REQUIRED TASK.
Reproduce word for word the data lines starting with the line containing "y-tick-label: -10 <box>13 654 29 666</box>" and going on through the line containing "series-line-orange <box>35 477 583 804</box>", including both of those lines.

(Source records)

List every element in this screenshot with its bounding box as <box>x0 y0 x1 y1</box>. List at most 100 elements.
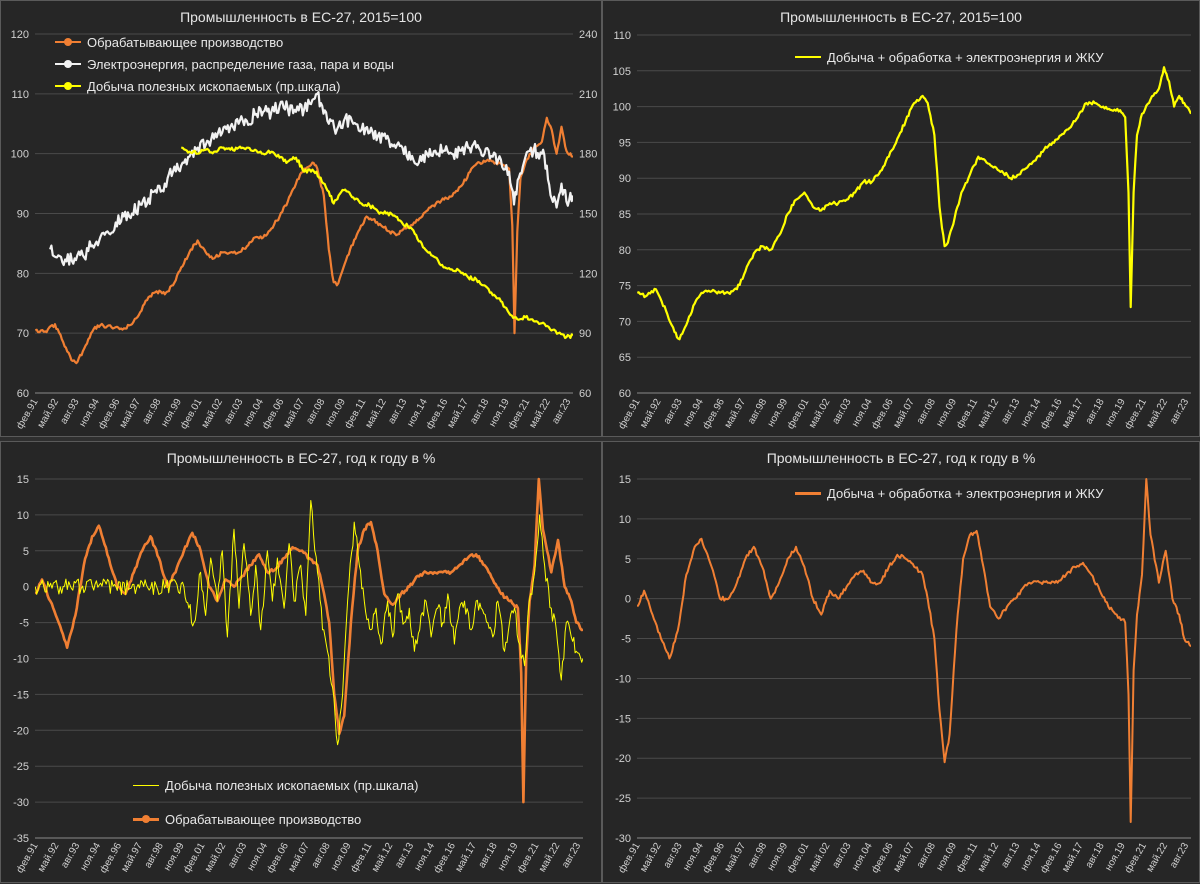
y-tick-label: -10 <box>13 654 29 666</box>
chart-tr: 6065707580859095100105110фев.91май.92авг… <box>613 30 1192 431</box>
x-tick-label: май.22 <box>1145 841 1171 875</box>
y-tick-label: -25 <box>13 761 29 773</box>
legend-tl: Обрабатывающее производство Электроэнерг… <box>55 31 394 97</box>
y-tick-label: 110 <box>11 89 29 101</box>
y-tick-label: 90 <box>619 173 631 185</box>
series-line-orange <box>35 477 583 804</box>
x-tick-label: май.92 <box>638 841 664 875</box>
x-tick-label: май.22 <box>537 841 563 875</box>
y-tick-label: -30 <box>13 797 29 809</box>
y-tick-label: -10 <box>615 673 631 685</box>
chart-title: Промышленность в ЕС-27, год к году в % <box>166 450 436 466</box>
legend-swatch-yellow <box>55 82 81 90</box>
x-tick-label: май.97 <box>723 841 749 875</box>
legend-item-electricity: Электроэнергия, распределение газа, пара… <box>55 53 394 75</box>
y-tick-label: 80 <box>619 245 631 257</box>
x-tick-label: май.17 <box>453 841 479 875</box>
legend-label: Добыча + обработка + электроэнергия и ЖК… <box>827 49 1104 65</box>
chart-title: Промышленность в ЕС-27, 2015=100 <box>180 9 422 25</box>
x-tick-label: май.22 <box>1145 397 1171 431</box>
legend-item-mining: Добыча полезных ископаемых (пр.шкала) <box>133 768 418 802</box>
y-tick-label: 120 <box>11 29 29 41</box>
x-tick-label: май.12 <box>976 841 1002 875</box>
x-tick-label: май.92 <box>638 397 664 431</box>
y2-tick-label: 60 <box>579 388 591 400</box>
legend-item-total: Добыча + обработка + электроэнергия и ЖК… <box>795 482 1103 504</box>
chart-br: -30-25-20-15-10-5051015фев.91май.92авг.9… <box>615 474 1191 875</box>
y-tick-label: 15 <box>17 474 29 486</box>
y-tick-label: -25 <box>615 793 631 805</box>
x-tick-label: авг.23 <box>1168 841 1191 870</box>
x-tick-label: авг.23 <box>550 397 573 426</box>
y-tick-label: 5 <box>625 554 631 566</box>
legend-label: Обрабатывающее производство <box>87 34 284 50</box>
y-tick-label: -20 <box>13 725 29 737</box>
series-line-yellow <box>637 66 1191 341</box>
y-tick-label: 105 <box>613 66 631 78</box>
x-tick-label: май.07 <box>286 841 312 875</box>
x-tick-label: май.07 <box>891 841 917 875</box>
legend-label: Обрабатывающее производство <box>165 811 362 827</box>
y2-tick-label: 180 <box>579 149 597 161</box>
legend-item-total: Добыча + обработка + электроэнергия и ЖК… <box>795 46 1103 68</box>
y-tick-label: 0 <box>625 594 631 606</box>
x-tick-label: май.22 <box>527 397 553 431</box>
x-tick-label: авг.23 <box>1168 397 1191 426</box>
x-tick-label: май.17 <box>1060 397 1086 431</box>
y-tick-label: -15 <box>615 713 631 725</box>
legend-item-manufacturing: Обрабатывающее производство <box>55 31 394 53</box>
x-tick-label: май.12 <box>370 841 396 875</box>
x-tick-label: май.17 <box>1060 841 1086 875</box>
series-line-yellow <box>35 500 583 746</box>
y-tick-label: 0 <box>23 582 29 594</box>
legend-tr: Добыча + обработка + электроэнергия и ЖК… <box>795 46 1103 68</box>
x-tick-label: май.07 <box>281 397 307 431</box>
y-tick-label: 100 <box>613 102 631 114</box>
x-tick-label: май.97 <box>119 841 145 875</box>
series-line-orange <box>637 478 1191 823</box>
x-tick-label: май.97 <box>723 397 749 431</box>
x-tick-label: май.07 <box>891 397 917 431</box>
y-tick-label: 65 <box>619 352 631 364</box>
y-tick-label: 85 <box>619 209 631 221</box>
x-tick-label: май.92 <box>36 841 62 875</box>
panel-top-right: Промышленность в ЕС-27, 2015=100 60 65 70 7… <box>602 0 1200 437</box>
x-tick-label: май.97 <box>118 397 144 431</box>
panel-top-left: Промышленность в ЕС-27, 2015=100 60 70 80 9… <box>0 0 602 437</box>
legend-label: Добыча полезных ископаемых (пр.шкала) <box>165 777 419 793</box>
x-tick-label: авг.23 <box>560 841 583 870</box>
legend-swatch-yellow <box>795 56 821 58</box>
y-tick-label: -35 <box>13 833 29 845</box>
series-line-yellow <box>181 145 573 340</box>
y2-tick-label: 210 <box>579 89 597 101</box>
y-tick-label: -5 <box>621 634 631 646</box>
legend-swatch-orange <box>795 491 821 495</box>
x-tick-label: май.12 <box>363 397 389 431</box>
y-tick-label: 70 <box>17 328 29 340</box>
y-tick-label: -20 <box>615 753 631 765</box>
y-tick-label: 5 <box>23 546 29 558</box>
y-tick-label: 95 <box>619 137 631 149</box>
y-tick-label: 110 <box>613 30 631 42</box>
y-tick-label: 10 <box>17 510 29 522</box>
y-tick-label: 75 <box>619 281 631 293</box>
legend-swatch-orange <box>133 814 159 823</box>
x-tick-label: май.02 <box>203 841 229 875</box>
x-tick-label: май.02 <box>807 397 833 431</box>
x-tick-label: май.17 <box>445 397 471 431</box>
legend-swatch-orange <box>55 38 81 46</box>
legend-swatch-white <box>55 60 81 68</box>
legend-br: Добыча + обработка + электроэнергия и ЖК… <box>795 482 1103 504</box>
chart-tl: 607080901001101206090120150180210240фев.… <box>11 29 598 431</box>
chart-title: Промышленность в ЕС-27, 2015=100 <box>780 9 1022 25</box>
panel-bottom-right: Промышленность в ЕС-27, год к году в % -… <box>602 441 1200 883</box>
legend-label: Добыча полезных ископаемых (пр.шкала) <box>87 78 341 94</box>
x-tick-label: май.92 <box>36 397 62 431</box>
y-tick-label: 100 <box>11 149 29 161</box>
chart-bl: -35-30-25-20-15-10-5051015фев.91май.92ав… <box>13 474 583 875</box>
x-tick-label: май.02 <box>807 841 833 875</box>
x-tick-label: май.02 <box>200 397 226 431</box>
y-tick-label: 70 <box>619 316 631 328</box>
x-tick-label: май.12 <box>976 397 1002 431</box>
legend-label: Добыча + обработка + электроэнергия и ЖК… <box>827 485 1104 501</box>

EXERCISE OUTPUT.
y-tick-label: -10 <box>13 654 29 666</box>
chart-tr: 6065707580859095100105110фев.91май.92авг… <box>613 30 1192 431</box>
x-tick-label: май.22 <box>1145 841 1171 875</box>
y-tick-label: -25 <box>13 761 29 773</box>
legend-tl: Обрабатывающее производство Электроэнерг… <box>55 31 394 97</box>
y-tick-label: 110 <box>11 89 29 101</box>
y-tick-label: 90 <box>619 173 631 185</box>
series-line-orange <box>35 477 583 804</box>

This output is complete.